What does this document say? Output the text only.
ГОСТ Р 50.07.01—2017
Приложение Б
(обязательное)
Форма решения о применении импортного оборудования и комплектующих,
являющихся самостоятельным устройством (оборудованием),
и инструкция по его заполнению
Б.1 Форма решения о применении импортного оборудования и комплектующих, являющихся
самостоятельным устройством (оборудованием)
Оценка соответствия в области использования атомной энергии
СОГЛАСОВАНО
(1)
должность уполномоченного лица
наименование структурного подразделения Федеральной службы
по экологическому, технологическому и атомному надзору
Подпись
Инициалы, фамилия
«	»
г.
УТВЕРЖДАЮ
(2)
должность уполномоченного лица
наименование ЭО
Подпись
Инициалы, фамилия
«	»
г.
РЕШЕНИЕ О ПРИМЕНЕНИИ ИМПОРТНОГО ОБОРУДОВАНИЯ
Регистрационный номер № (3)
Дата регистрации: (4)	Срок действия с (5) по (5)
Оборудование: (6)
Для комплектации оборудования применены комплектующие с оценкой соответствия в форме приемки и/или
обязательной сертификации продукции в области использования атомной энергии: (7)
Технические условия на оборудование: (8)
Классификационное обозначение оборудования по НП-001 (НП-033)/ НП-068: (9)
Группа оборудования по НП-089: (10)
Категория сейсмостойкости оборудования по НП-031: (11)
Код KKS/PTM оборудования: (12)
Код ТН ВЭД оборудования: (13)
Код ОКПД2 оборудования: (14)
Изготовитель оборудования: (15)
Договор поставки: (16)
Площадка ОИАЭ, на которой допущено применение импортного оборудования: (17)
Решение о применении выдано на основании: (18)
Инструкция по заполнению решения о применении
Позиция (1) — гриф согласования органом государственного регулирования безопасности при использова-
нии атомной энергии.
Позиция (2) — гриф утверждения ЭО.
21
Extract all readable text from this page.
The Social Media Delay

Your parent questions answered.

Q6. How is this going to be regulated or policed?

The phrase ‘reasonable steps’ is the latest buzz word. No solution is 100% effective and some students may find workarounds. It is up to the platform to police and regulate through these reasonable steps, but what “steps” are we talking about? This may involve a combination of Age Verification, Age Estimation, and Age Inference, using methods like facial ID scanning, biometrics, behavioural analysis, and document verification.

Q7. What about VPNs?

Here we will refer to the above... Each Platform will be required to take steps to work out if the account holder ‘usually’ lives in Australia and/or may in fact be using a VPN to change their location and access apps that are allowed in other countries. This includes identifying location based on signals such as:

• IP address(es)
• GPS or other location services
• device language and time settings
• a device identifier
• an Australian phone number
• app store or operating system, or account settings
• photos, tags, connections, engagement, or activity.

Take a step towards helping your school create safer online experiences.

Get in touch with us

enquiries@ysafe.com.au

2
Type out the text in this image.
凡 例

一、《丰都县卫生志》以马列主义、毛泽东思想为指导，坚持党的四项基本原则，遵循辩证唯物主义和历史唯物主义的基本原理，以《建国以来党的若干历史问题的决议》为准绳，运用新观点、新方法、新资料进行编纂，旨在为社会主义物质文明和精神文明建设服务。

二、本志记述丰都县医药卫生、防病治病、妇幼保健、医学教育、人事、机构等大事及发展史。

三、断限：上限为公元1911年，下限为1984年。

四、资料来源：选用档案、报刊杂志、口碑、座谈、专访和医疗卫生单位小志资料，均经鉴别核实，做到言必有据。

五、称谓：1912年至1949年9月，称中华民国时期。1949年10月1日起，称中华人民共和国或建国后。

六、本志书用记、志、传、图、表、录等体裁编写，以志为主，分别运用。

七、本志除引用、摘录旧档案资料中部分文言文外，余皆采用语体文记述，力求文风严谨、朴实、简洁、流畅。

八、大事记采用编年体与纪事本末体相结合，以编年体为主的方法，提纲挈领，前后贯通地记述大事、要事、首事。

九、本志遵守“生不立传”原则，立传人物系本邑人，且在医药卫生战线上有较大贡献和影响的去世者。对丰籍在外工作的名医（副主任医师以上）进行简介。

= = = =

Pick out every line above that contains the word "steps" and copy it.

The phrase ‘reasonable steps’ is the latest buzz word. No solution is 100% effective and some students may find workarounds. It is up to the platform to police and regulate through these reasonable steps, but what “steps” are we talking about? This may involve a combination of Age Verification, Age Estimation, and Age Inference, using methods like facial ID scanning, biometrics, behavioural analysis, and document verification.
Here we will refer to the above... Each Platform will be required to take steps to work out if the account holder ‘usually’ lives in Australia and/or may in fact be using a VPN to change their location and access apps that are allowed in other countries. This includes identifying location based on signals such as:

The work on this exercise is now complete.